From the listing below, pull out the lines that hold "systems".

─── MATERIAL PROVIDED

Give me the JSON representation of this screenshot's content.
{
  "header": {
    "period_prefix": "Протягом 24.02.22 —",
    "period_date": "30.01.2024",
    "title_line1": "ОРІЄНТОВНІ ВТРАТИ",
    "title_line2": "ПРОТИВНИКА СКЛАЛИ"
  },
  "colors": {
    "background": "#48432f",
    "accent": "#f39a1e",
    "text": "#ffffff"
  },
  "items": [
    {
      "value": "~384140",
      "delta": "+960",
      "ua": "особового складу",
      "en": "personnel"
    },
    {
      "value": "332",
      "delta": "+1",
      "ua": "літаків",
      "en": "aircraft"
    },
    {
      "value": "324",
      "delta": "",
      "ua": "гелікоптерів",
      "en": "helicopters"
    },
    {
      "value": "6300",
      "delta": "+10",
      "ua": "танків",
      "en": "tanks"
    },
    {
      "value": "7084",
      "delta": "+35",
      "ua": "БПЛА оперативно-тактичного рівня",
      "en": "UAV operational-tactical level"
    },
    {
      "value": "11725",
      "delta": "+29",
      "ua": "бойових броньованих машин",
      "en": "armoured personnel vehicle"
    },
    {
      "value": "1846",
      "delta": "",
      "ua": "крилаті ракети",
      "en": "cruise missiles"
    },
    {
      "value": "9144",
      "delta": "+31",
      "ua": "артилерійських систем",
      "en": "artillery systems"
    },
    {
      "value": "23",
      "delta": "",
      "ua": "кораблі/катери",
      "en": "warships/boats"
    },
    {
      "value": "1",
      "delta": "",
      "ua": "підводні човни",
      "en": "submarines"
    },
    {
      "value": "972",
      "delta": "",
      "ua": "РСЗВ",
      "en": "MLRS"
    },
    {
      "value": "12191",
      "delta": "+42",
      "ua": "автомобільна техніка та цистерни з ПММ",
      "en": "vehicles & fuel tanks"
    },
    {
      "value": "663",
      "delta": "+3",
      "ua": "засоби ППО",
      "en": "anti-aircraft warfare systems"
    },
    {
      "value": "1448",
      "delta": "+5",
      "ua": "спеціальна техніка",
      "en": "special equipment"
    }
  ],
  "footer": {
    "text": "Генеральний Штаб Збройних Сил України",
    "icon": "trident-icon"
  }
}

──────

SOLUTION =>
      "en": "artillery systems"
      "en": "anti-aircraft warfare systems"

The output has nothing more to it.